* START Material provided *

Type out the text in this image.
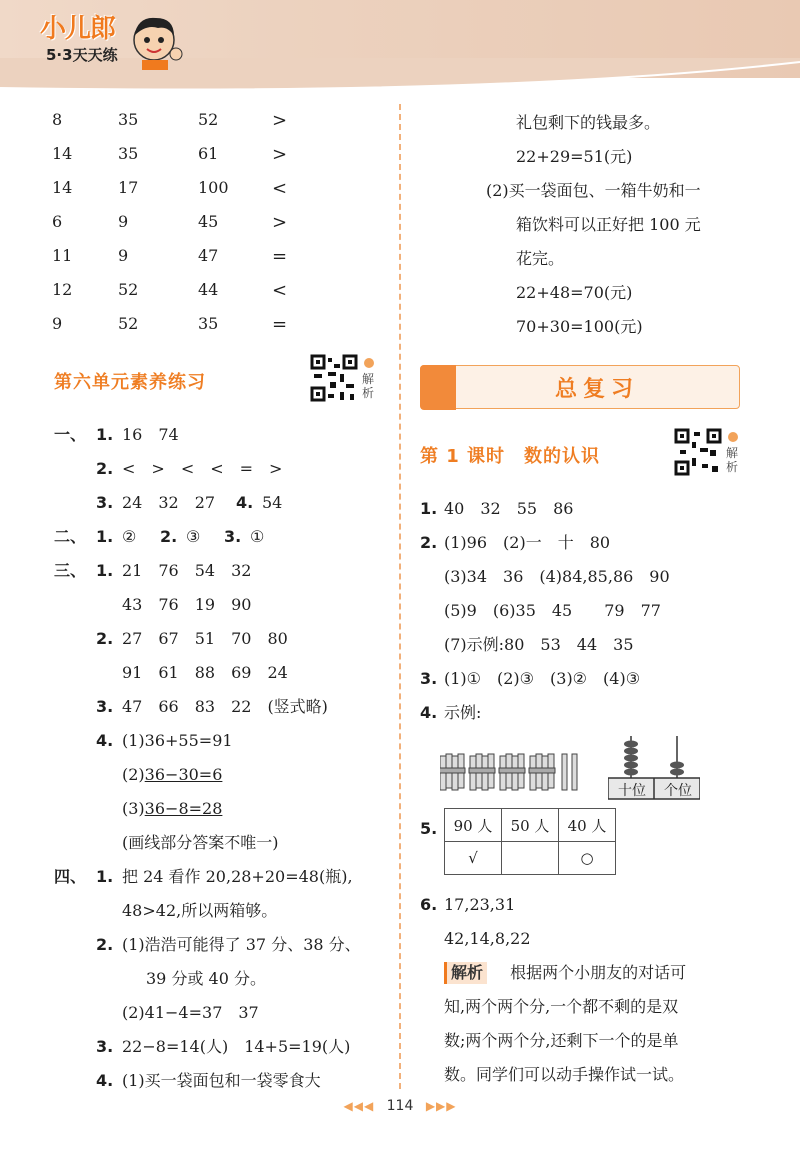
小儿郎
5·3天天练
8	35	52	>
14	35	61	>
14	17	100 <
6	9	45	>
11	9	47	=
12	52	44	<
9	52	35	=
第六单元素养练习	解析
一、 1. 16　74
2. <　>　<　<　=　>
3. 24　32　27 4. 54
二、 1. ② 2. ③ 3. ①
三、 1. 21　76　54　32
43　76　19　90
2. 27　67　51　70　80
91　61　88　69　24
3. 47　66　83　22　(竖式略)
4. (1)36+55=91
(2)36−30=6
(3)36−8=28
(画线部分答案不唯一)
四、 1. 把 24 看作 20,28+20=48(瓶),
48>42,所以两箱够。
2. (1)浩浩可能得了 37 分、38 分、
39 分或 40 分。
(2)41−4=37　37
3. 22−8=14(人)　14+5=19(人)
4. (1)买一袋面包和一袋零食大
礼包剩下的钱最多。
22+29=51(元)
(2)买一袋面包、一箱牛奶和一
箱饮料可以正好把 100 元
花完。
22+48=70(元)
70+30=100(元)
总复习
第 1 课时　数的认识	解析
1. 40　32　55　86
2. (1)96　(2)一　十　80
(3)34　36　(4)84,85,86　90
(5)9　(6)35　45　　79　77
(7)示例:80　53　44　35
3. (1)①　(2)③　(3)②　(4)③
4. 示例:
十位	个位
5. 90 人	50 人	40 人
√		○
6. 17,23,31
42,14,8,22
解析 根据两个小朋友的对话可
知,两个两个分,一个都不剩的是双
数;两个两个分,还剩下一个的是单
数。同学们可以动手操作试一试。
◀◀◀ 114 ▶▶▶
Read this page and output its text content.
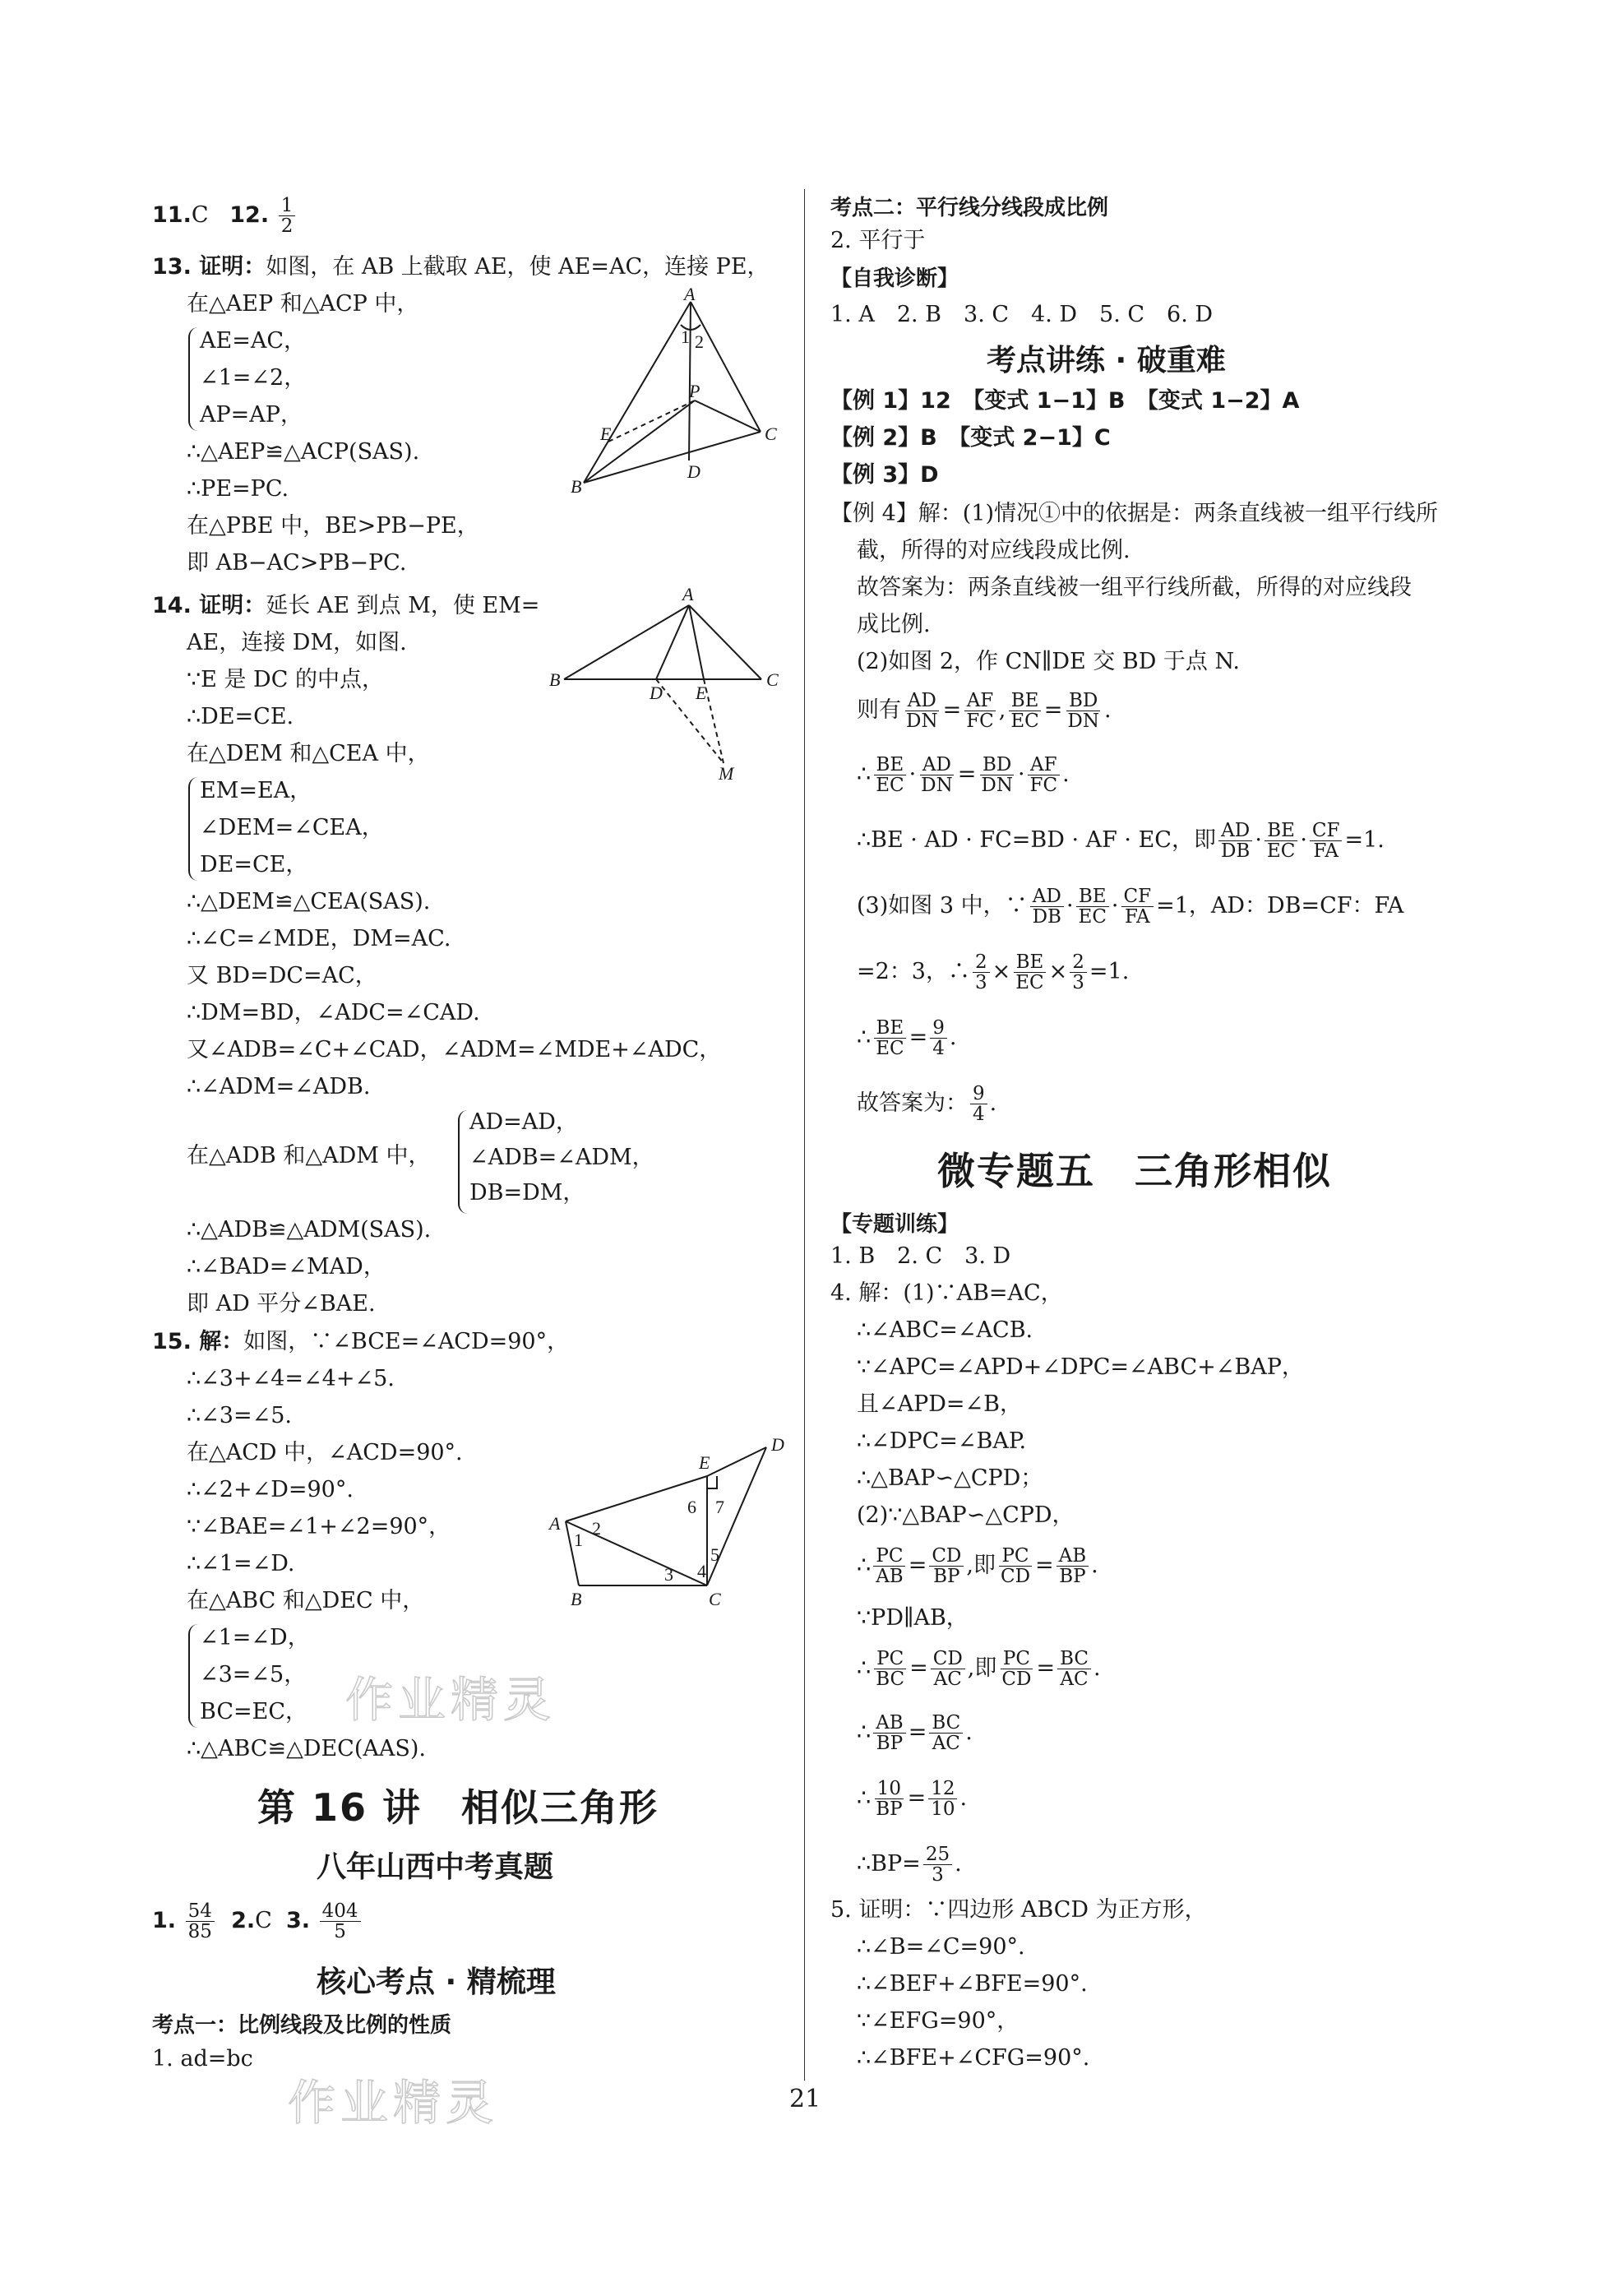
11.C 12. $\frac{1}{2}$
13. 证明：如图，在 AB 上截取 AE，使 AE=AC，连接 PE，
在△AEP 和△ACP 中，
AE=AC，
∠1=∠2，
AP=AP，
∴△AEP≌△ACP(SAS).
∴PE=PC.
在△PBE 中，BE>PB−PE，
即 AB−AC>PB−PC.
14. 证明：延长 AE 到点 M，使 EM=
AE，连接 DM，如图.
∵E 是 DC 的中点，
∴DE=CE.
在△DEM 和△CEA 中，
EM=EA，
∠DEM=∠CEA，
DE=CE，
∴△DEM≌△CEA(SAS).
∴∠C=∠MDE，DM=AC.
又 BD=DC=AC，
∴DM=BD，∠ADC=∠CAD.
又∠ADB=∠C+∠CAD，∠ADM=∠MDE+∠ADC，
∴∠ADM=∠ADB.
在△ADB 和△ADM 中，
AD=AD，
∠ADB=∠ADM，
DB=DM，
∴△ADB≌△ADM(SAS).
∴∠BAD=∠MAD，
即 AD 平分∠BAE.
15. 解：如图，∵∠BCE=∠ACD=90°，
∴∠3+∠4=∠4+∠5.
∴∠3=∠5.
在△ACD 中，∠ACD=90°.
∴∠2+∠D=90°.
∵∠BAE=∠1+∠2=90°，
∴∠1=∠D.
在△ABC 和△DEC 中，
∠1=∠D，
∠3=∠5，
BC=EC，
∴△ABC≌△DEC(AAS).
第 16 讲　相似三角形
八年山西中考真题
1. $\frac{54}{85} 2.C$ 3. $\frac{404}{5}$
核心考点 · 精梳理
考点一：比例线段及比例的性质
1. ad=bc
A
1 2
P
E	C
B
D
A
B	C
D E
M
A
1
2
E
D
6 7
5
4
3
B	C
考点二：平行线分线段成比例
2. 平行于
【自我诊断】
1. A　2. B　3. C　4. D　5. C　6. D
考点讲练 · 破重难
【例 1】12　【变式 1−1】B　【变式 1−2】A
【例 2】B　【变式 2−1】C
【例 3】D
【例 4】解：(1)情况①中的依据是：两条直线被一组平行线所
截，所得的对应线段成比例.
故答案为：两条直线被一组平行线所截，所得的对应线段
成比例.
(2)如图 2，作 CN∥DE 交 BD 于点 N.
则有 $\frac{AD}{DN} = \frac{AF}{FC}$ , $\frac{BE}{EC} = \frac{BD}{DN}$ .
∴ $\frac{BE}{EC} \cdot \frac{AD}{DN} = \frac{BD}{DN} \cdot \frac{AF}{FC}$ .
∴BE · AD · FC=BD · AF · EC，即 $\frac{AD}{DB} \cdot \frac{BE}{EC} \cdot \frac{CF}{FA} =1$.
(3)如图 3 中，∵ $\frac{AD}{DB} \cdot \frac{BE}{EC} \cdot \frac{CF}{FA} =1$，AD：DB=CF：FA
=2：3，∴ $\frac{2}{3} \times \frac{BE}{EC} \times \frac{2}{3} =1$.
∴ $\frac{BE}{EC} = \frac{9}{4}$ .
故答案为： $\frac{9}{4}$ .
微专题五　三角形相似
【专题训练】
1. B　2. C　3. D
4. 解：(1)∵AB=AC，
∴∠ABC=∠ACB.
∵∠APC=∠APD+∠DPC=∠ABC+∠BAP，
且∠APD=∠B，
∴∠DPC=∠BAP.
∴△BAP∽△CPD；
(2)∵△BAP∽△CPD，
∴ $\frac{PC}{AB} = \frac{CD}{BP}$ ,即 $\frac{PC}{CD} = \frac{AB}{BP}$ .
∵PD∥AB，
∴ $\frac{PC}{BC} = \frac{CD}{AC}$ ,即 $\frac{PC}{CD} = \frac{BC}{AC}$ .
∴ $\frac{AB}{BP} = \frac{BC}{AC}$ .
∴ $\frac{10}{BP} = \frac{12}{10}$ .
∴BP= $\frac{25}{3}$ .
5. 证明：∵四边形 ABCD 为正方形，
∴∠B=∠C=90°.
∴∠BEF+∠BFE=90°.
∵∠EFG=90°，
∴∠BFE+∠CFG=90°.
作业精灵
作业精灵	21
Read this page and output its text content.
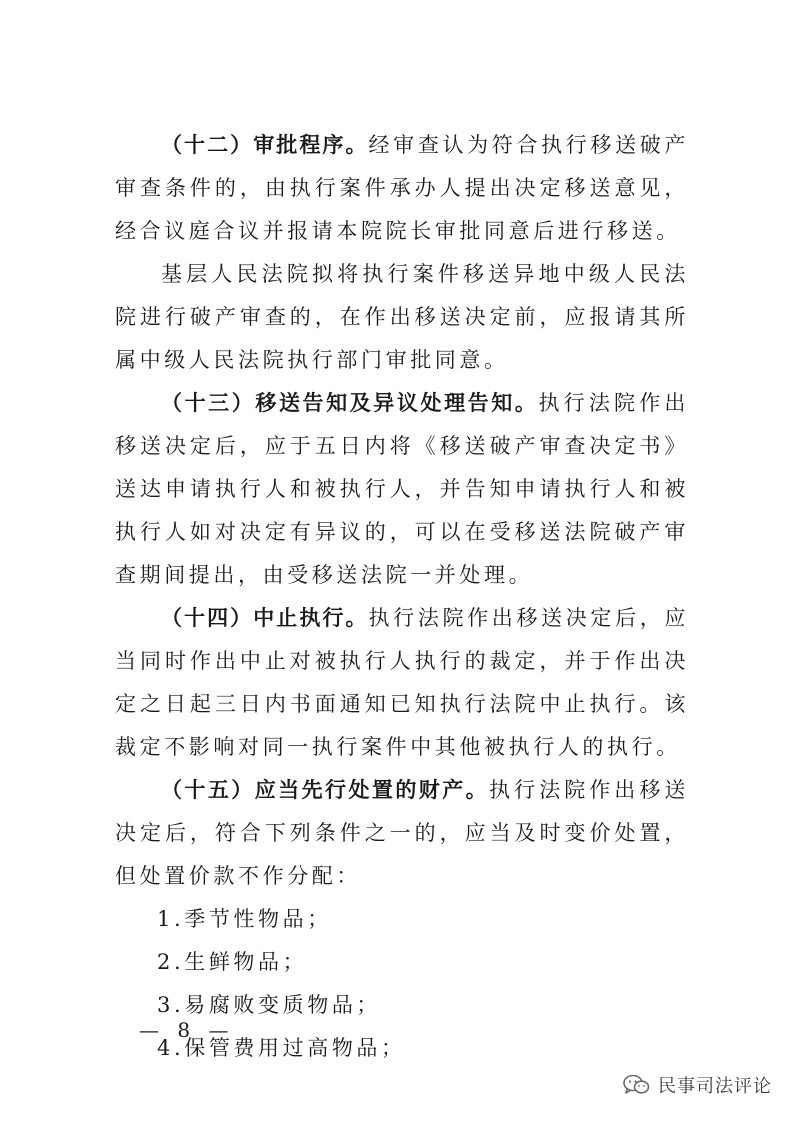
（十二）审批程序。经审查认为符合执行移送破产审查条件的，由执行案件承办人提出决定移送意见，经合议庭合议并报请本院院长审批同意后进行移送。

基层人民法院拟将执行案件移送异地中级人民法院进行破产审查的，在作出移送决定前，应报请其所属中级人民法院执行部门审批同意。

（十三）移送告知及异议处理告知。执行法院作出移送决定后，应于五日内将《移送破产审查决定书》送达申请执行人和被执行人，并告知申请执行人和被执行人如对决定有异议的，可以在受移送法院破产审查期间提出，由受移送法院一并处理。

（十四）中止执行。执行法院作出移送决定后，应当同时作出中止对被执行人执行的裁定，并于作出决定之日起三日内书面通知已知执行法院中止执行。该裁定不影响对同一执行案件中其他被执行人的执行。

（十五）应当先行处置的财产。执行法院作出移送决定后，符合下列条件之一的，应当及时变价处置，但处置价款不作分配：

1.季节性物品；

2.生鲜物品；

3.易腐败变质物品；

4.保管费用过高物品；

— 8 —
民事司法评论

* END Material provided *

§ **Goal of the exercise**
Images must not appear in the copy; reproduce everything else in the records verbatim.

§ **Answer to the exercise**
Type out the text in this image.
小儿郎
5·3天天练
8	35	52	>
14	35	61	>
14	17	100 <
6	9	45	>
11	9	47	=
12	52	44	<
9	52	35	=
第六单元素养练习	解析
一、 1. 16　74
2. <　>　<　<　=　>
3. 24　32　27 4. 54
二、 1. ② 2. ③ 3. ①
三、 1. 21　76　54　32
43　76　19　90
2. 27　67　51　70　80
91　61　88　69　24
3. 47　66　83　22　(竖式略)
4. (1)36+55=91
(2)36−30=6
(3)36−8=28
(画线部分答案不唯一)
四、 1. 把 24 看作 20,28+20=48(瓶),
48>42,所以两箱够。
2. (1)浩浩可能得了 37 分、38 分、
39 分或 40 分。
(2)41−4=37　37
3. 22−8=14(人)　14+5=19(人)
4. (1)买一袋面包和一袋零食大
礼包剩下的钱最多。
22+29=51(元)
(2)买一袋面包、一箱牛奶和一
箱饮料可以正好把 100 元
花完。
22+48=70(元)
70+30=100(元)
总复习
第 1 课时　数的认识	解析
1. 40　32　55　86
2. (1)96　(2)一　十　80
(3)34　36　(4)84,85,86　90
(5)9　(6)35　45　　79　77
(7)示例:80　53　44　35
3. (1)①　(2)③　(3)②　(4)③
4. 示例:
十位	个位
5. 90 人	50 人	40 人
√		○
6. 17,23,31
42,14,8,22
解析 根据两个小朋友的对话可
知,两个两个分,一个都不剩的是双
数;两个两个分,还剩下一个的是单
数。同学们可以动手操作试一试。
◀◀◀ 114 ▶▶▶
Read this page and output its text content.
11.C 12. $\frac{1}{2}$
13. 证明：如图，在 AB 上截取 AE，使 AE=AC，连接 PE，
在△AEP 和△ACP 中，
AE=AC，
∠1=∠2，
AP=AP，
∴△AEP≌△ACP(SAS).
∴PE=PC.
在△PBE 中，BE>PB−PE，
即 AB−AC>PB−PC.
14. 证明：延长 AE 到点 M，使 EM=
AE，连接 DM，如图.
∵E 是 DC 的中点，
∴DE=CE.
在△DEM 和△CEA 中，
EM=EA，
∠DEM=∠CEA，
DE=CE，
∴△DEM≌△CEA(SAS).
∴∠C=∠MDE，DM=AC.
又 BD=DC=AC，
∴DM=BD，∠ADC=∠CAD.
又∠ADB=∠C+∠CAD，∠ADM=∠MDE+∠ADC，
∴∠ADM=∠ADB.
在△ADB 和△ADM 中，
AD=AD，
∠ADB=∠ADM，
DB=DM，
∴△ADB≌△ADM(SAS).
∴∠BAD=∠MAD，
即 AD 平分∠BAE.
15. 解：如图，∵∠BCE=∠ACD=90°，
∴∠3+∠4=∠4+∠5.
∴∠3=∠5.
在△ACD 中，∠ACD=90°.
∴∠2+∠D=90°.
∵∠BAE=∠1+∠2=90°，
∴∠1=∠D.
在△ABC 和△DEC 中，
∠1=∠D，
∠3=∠5，
BC=EC，
∴△ABC≌△DEC(AAS).
第 16 讲　相似三角形
八年山西中考真题
1. $\frac{54}{85} 2.C$ 3. $\frac{404}{5}$
核心考点 · 精梳理
考点一：比例线段及比例的性质
1. ad=bc
A
1 2
P
E	C
B
D
A
B	C
D E
M
A
1
2
E
D
6 7
5
4
3
B	C
考点二：平行线分线段成比例
2. 平行于
【自我诊断】
1. A　2. B　3. C　4. D　5. C　6. D
考点讲练 · 破重难
【例 1】12　【变式 1−1】B　【变式 1−2】A
【例 2】B　【变式 2−1】C
【例 3】D
【例 4】解：(1)情况①中的依据是：两条直线被一组平行线所
截，所得的对应线段成比例.
故答案为：两条直线被一组平行线所截，所得的对应线段
成比例.
(2)如图 2，作 CN∥DE 交 BD 于点 N.
则有 $\frac{AD}{DN} = \frac{AF}{FC}$ , $\frac{BE}{EC} = \frac{BD}{DN}$ .
∴ $\frac{BE}{EC} \cdot \frac{AD}{DN} = \frac{BD}{DN} \cdot \frac{AF}{FC}$ .
∴BE · AD · FC=BD · AF · EC，即 $\frac{AD}{DB} \cdot \frac{BE}{EC} \cdot \frac{CF}{FA} =1$.
(3)如图 3 中，∵ $\frac{AD}{DB} \cdot \frac{BE}{EC} \cdot \frac{CF}{FA} =1$，AD：DB=CF：FA
=2：3，∴ $\frac{2}{3} \times \frac{BE}{EC} \times \frac{2}{3} =1$.
∴ $\frac{BE}{EC} = \frac{9}{4}$ .
故答案为： $\frac{9}{4}$ .
微专题五　三角形相似
【专题训练】
1. B　2. C　3. D
4. 解：(1)∵AB=AC，
∴∠ABC=∠ACB.
∵∠APC=∠APD+∠DPC=∠ABC+∠BAP，
且∠APD=∠B，
∴∠DPC=∠BAP.
∴△BAP∽△CPD；
(2)∵△BAP∽△CPD，
∴ $\frac{PC}{AB} = \frac{CD}{BP}$ ,即 $\frac{PC}{CD} = \frac{AB}{BP}$ .
∵PD∥AB，
∴ $\frac{PC}{BC} = \frac{CD}{AC}$ ,即 $\frac{PC}{CD} = \frac{BC}{AC}$ .
∴ $\frac{AB}{BP} = \frac{BC}{AC}$ .
∴ $\frac{10}{BP} = \frac{12}{10}$ .
∴BP= $\frac{25}{3}$ .
5. 证明：∵四边形 ABCD 为正方形，
∴∠B=∠C=90°.
∴∠BEF+∠BFE=90°.
∵∠EFG=90°，
∴∠BFE+∠CFG=90°.
作业精灵
作业精灵	21
Read this page and output its text content.
（十二）审批程序。经审查认为符合执行移送破产审查条件的，由执行案件承办人提出决定移送意见，经合议庭合议并报请本院院长审批同意后进行移送。

基层人民法院拟将执行案件移送异地中级人民法院进行破产审查的，在作出移送决定前，应报请其所属中级人民法院执行部门审批同意。

（十三）移送告知及异议处理告知。执行法院作出移送决定后，应于五日内将《移送破产审查决定书》送达申请执行人和被执行人，并告知申请执行人和被执行人如对决定有异议的，可以在受移送法院破产审查期间提出，由受移送法院一并处理。

（十四）中止执行。执行法院作出移送决定后，应当同时作出中止对被执行人执行的裁定，并于作出决定之日起三日内书面通知已知执行法院中止执行。该裁定不影响对同一执行案件中其他被执行人的执行。

（十五）应当先行处置的财产。执行法院作出移送决定后，符合下列条件之一的，应当及时变价处置，但处置价款不作分配：

1.季节性物品；

2.生鲜物品；

3.易腐败变质物品；

4.保管费用过高物品；

— 8 —
民事司法评论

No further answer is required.